» **THE REQUEST**:
Reproduce each line of the material precisely.
## BEGIN
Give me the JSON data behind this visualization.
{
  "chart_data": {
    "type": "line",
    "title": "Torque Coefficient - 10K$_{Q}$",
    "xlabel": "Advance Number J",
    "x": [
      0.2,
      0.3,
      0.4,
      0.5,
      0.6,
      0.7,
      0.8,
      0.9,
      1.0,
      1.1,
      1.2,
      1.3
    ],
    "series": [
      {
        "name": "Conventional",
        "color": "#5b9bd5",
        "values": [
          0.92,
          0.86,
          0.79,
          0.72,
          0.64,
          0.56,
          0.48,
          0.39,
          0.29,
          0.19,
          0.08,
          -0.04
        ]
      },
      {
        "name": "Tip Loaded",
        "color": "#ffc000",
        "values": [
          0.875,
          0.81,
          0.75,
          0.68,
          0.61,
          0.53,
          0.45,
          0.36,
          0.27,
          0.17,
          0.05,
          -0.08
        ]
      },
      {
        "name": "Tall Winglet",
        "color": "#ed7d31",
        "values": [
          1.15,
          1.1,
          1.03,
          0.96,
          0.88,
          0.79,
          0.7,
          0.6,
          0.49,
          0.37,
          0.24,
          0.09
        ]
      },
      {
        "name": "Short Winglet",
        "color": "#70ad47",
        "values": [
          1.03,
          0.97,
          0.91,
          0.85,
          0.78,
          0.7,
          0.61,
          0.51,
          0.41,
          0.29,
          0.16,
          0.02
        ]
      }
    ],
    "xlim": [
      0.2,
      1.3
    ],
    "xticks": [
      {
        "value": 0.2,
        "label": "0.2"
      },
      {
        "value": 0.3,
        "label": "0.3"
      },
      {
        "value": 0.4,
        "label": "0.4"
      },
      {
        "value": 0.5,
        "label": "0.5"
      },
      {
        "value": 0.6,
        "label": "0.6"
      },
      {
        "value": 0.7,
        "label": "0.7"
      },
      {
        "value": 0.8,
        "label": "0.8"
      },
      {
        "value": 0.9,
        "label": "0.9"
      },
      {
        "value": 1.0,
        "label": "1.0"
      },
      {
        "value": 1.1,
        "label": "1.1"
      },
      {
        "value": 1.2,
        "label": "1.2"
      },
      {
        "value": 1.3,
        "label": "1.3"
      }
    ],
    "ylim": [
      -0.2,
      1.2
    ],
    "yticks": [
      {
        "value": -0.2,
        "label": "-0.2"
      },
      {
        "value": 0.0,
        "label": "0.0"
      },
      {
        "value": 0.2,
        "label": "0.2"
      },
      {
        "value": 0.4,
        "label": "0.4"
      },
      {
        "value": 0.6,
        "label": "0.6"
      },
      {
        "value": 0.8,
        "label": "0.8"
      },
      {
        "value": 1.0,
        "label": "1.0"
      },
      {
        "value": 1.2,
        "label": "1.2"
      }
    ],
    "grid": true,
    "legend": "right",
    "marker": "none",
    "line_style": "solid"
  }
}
## END
» **COMPLETED EXERCISE**:
Give me the JSON data behind this visualization.
{
  "chart_data": {
    "type": "line",
    "title": "Torque Coefficient - 10K$_{Q}$",
    "xlabel": "Advance Number J",
    "x": [
      0.2,
      0.3,
      0.4,
      0.5,
      0.6,
      0.7,
      0.8,
      0.9,
      1.0,
      1.1,
      1.2,
      1.3
    ],
    "series": [
      {
        "name": "Conventional",
        "color": "#5b9bd5",
        "values": [
          0.92,
          0.86,
          0.79,
          0.72,
          0.64,
          0.56,
          0.48,
          0.39,
          0.29,
          0.19,
          0.08,
          -0.04
        ]
      },
      {
        "name": "Tip Loaded",
        "color": "#ffc000",
        "values": [
          0.875,
          0.81,
          0.75,
          0.68,
          0.61,
          0.53,
          0.45,
          0.36,
          0.27,
          0.17,
          0.05,
          -0.08
        ]
      },
      {
        "name": "Tall Winglet",
        "color": "#ed7d31",
        "values": [
          1.15,
          1.1,
          1.03,
          0.96,
          0.88,
          0.79,
          0.7,
          0.6,
          0.49,
          0.37,
          0.24,
          0.09
        ]
      },
      {
        "name": "Short Winglet",
        "color": "#70ad47",
        "values": [
          1.03,
          0.97,
          0.91,
          0.85,
          0.78,
          0.7,
          0.61,
          0.51,
          0.41,
          0.29,
          0.16,
          0.02
        ]
      }
    ],
    "xlim": [
      0.2,
      1.3
    ],
    "xticks": [
      {
        "value": 0.2,
        "label": "0.2"
      },
      {
        "value": 0.3,
        "label": "0.3"
      },
      {
        "value": 0.4,
        "label": "0.4"
      },
      {
        "value": 0.5,
        "label": "0.5"
      },
      {
        "value": 0.6,
        "label": "0.6"
      },
      {
        "value": 0.7,
        "label": "0.7"
      },
      {
        "value": 0.8,
        "label": "0.8"
      },
      {
        "value": 0.9,
        "label": "0.9"
      },
      {
        "value": 1.0,
        "label": "1.0"
      },
      {
        "value": 1.1,
        "label": "1.1"
      },
      {
        "value": 1.2,
        "label": "1.2"
      },
      {
        "value": 1.3,
        "label": "1.3"
      }
    ],
    "ylim": [
      -0.2,
      1.2
    ],
    "yticks": [
      {
        "value": -0.2,
        "label": "-0.2"
      },
      {
        "value": 0.0,
        "label": "0.0"
      },
      {
        "value": 0.2,
        "label": "0.2"
      },
      {
        "value": 0.4,
        "label": "0.4"
      },
      {
        "value": 0.6,
        "label": "0.6"
      },
      {
        "value": 0.8,
        "label": "0.8"
      },
      {
        "value": 1.0,
        "label": "1.0"
      },
      {
        "value": 1.2,
        "label": "1.2"
      }
    ],
    "grid": true,
    "legend": "right",
    "marker": "none",
    "line_style": "solid"
  }
}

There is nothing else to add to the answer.